---------- SUPPLIED RECORDS ----------

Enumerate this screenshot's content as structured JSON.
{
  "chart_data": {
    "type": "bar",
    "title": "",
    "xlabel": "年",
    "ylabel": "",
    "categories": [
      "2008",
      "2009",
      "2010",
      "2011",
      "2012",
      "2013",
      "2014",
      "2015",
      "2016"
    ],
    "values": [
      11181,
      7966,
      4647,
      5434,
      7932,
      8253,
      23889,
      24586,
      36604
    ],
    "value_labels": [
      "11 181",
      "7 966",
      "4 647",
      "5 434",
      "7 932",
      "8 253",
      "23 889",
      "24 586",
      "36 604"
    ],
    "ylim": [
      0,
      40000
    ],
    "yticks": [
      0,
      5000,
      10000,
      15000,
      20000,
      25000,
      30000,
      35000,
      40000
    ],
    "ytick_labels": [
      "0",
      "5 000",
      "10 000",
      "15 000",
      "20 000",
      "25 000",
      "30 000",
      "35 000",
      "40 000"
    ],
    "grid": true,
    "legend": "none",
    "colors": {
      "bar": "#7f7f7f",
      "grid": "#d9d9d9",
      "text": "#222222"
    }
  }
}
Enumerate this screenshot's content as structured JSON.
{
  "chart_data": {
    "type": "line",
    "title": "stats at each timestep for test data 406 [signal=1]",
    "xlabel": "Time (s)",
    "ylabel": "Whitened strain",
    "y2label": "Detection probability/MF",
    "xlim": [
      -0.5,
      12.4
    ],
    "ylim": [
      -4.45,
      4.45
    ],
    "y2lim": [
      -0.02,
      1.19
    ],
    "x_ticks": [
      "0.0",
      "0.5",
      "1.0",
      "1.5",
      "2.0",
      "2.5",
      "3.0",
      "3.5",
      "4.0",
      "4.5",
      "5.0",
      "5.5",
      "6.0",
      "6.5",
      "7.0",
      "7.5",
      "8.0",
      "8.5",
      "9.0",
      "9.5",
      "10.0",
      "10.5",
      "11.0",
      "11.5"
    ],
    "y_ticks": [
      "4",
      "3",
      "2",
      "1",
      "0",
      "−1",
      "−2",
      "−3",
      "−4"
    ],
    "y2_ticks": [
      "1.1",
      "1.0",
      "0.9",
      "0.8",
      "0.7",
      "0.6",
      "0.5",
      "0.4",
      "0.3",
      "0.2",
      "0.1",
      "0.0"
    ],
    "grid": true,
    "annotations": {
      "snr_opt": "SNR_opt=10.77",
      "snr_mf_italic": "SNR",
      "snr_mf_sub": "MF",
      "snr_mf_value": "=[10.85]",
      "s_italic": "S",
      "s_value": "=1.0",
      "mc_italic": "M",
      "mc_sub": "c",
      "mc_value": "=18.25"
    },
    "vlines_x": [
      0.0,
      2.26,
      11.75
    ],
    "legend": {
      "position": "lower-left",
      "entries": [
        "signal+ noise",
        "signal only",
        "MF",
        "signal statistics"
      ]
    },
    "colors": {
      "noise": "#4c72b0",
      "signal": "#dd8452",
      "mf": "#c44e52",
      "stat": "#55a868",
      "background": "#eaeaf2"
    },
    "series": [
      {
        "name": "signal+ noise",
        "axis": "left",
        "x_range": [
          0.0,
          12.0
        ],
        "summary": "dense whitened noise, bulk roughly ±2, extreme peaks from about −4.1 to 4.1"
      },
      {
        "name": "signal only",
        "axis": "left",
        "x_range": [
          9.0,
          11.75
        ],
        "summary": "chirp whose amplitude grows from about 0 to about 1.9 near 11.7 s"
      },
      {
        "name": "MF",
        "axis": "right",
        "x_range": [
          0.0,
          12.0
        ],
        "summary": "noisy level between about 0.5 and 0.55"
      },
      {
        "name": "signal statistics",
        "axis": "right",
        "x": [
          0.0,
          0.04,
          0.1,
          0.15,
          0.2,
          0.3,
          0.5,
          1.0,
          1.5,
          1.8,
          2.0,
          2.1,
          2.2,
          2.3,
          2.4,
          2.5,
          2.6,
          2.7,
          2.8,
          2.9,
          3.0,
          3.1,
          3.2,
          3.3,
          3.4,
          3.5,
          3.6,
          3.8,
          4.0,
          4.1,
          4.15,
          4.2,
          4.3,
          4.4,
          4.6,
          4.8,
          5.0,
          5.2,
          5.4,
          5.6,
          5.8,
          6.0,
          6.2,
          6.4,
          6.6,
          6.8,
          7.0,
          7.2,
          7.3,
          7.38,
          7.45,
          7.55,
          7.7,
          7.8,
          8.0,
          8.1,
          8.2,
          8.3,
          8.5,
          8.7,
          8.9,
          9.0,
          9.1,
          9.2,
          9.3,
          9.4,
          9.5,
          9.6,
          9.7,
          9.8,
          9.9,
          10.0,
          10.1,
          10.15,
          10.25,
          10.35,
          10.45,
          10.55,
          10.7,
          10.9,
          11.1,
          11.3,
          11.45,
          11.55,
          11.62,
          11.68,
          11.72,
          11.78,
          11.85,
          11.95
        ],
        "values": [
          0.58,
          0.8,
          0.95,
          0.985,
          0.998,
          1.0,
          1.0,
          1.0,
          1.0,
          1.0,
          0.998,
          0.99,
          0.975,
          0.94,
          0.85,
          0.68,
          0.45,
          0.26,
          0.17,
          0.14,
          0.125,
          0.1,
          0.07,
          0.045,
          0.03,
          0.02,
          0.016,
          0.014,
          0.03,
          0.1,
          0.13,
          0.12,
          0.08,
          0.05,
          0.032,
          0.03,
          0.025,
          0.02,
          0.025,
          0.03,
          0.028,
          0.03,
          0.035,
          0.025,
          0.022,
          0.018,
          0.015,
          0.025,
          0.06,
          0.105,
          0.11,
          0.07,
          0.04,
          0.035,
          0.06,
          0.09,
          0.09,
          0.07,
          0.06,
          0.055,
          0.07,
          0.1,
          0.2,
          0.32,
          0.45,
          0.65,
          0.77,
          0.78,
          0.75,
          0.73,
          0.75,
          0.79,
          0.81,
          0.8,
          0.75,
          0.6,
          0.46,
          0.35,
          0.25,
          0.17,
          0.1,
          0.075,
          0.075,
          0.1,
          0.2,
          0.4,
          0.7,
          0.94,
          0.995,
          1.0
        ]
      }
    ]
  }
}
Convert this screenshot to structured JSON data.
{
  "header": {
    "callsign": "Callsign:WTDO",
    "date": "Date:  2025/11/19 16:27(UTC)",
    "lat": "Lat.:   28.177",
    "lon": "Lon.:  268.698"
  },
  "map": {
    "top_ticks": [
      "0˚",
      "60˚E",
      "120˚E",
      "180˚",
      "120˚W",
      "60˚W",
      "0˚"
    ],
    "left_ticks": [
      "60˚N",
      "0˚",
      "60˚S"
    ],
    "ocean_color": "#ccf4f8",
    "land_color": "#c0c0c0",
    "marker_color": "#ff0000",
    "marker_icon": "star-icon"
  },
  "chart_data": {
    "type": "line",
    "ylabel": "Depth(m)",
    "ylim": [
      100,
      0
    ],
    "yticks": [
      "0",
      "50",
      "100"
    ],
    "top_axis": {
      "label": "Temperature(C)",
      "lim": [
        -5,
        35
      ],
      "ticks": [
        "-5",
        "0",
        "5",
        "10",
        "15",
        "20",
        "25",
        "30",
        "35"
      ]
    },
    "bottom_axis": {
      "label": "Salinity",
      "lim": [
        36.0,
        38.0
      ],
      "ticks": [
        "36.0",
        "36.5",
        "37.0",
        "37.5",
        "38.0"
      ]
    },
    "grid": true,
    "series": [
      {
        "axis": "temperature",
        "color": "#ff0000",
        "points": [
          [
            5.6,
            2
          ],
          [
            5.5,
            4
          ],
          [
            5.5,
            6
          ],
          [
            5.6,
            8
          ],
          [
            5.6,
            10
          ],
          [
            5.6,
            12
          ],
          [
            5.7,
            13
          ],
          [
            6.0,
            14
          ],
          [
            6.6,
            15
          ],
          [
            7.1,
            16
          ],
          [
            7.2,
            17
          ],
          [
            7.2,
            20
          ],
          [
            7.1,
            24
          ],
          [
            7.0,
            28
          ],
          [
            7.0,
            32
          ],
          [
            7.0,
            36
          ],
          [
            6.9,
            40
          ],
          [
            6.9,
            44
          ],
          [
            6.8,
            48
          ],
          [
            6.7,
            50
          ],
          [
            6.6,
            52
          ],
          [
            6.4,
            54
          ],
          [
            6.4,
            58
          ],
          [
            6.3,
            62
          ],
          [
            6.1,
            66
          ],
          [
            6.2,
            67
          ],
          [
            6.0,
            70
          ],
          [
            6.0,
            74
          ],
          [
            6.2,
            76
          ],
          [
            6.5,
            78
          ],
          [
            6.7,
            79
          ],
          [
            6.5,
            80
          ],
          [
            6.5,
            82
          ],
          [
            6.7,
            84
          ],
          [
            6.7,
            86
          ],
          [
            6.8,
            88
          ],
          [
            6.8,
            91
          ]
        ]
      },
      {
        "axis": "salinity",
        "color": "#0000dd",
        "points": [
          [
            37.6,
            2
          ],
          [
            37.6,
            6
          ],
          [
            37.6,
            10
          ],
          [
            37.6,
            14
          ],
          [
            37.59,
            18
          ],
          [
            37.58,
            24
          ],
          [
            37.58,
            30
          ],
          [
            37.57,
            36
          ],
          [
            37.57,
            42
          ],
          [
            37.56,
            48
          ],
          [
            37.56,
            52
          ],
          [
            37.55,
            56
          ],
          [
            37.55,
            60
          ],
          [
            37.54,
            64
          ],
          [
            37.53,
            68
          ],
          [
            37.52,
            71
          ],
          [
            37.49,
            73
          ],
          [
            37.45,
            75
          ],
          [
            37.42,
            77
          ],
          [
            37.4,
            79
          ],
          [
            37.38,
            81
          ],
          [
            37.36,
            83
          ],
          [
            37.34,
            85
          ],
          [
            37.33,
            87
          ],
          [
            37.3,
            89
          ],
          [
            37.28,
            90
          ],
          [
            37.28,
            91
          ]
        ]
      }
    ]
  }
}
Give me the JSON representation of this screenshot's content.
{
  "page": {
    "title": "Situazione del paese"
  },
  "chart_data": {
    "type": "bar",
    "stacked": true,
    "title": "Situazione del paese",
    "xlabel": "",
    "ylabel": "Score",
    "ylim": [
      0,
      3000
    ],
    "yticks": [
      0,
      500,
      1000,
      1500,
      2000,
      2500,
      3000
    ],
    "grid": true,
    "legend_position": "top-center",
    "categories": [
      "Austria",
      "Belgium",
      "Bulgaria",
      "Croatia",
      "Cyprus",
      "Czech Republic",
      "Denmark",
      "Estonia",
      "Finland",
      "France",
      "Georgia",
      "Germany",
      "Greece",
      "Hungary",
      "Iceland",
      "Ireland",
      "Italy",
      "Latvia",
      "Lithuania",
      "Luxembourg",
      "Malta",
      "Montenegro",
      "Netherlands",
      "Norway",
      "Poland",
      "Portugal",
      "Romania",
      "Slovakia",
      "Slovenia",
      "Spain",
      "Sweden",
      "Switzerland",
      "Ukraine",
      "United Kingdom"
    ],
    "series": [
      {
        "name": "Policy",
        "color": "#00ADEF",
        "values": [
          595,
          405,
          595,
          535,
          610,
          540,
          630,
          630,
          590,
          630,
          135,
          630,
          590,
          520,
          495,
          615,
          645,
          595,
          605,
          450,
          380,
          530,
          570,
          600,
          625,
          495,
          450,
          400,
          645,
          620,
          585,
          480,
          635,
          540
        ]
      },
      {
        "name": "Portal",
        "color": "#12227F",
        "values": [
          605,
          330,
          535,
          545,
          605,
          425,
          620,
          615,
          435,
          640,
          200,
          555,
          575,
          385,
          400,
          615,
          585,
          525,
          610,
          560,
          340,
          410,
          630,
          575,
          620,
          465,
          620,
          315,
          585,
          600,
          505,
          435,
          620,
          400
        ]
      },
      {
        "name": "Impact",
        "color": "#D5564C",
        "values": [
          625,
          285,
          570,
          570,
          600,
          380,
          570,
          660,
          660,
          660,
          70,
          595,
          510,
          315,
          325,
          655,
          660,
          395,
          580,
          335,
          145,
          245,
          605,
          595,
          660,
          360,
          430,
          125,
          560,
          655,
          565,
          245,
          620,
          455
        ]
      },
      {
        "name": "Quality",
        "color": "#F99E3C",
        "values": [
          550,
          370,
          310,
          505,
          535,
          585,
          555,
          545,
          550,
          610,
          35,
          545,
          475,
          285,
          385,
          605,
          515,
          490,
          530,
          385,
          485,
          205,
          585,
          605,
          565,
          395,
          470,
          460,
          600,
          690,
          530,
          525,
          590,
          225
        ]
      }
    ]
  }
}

----------

PROBLEM REQUIREMENTS
Please list every line of the records that contains "screenshot".

FINISHED ANSWER
Enumerate this screenshot's content as structured JSON.
Enumerate this screenshot's content as structured JSON.
Convert this screenshot to structured JSON data.
Give me the JSON representation of this screenshot's content.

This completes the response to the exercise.